__Provided records__.
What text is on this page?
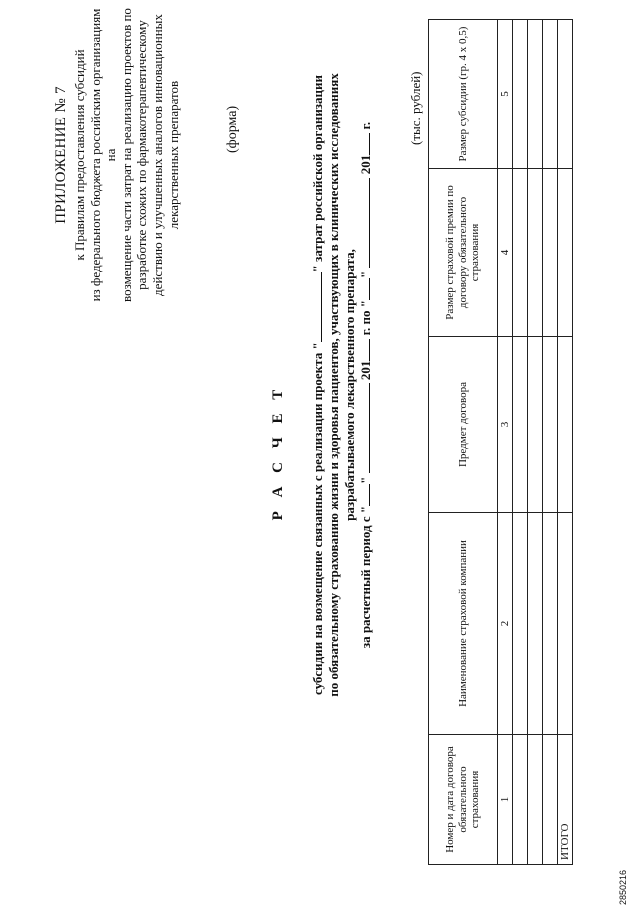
ПРИЛОЖЕНИЕ № 7 к Правилам предоставления субсидий из федерального бюджета российским организациям на возмещение части затрат на реализацию проектов по разработке схожих по фармакотерапевтическому действию и улучшенных аналогов инновационных лекарственных препаратов	(форма)
Р А С Ч Е Т субсидии на возмещение связанных с реализации проекта "" затрат российской организации по обязательному страхованию жизни и здоровья пациентов, участвующих в клинических исследованиях разрабатываемого лекарственного препарата,
за расчетный период с ""  201 г. по ""  201 г.	(тыс. рублей)
Номер и дата договора обязательного страхования	Наименование страховой компании	Предмет договора	Размер страховой премии по договору обязательного страхования	Размер субсидии (гр. 4 х 0,5)
1	2	3	4	5

ИТОГО				
2850216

__Task goal__.
Find every line that holds "возмещение" and copy it.

__Solution below__.
ПРИЛОЖЕНИЕ № 7 к Правилам предоставления субсидий из федерального бюджета российским организациям на возмещение части затрат на реализацию проектов по разработке схожих по фармакотерапевтическому действию и улучшенных аналогов инновационных лекарственных препаратов	(форма)
Р А С Ч Е Т субсидии на возмещение связанных с реализации проекта "" затрат российской организации по обязательному страхованию жизни и здоровья пациентов, участвующих в клинических исследованиях разрабатываемого лекарственного препарата,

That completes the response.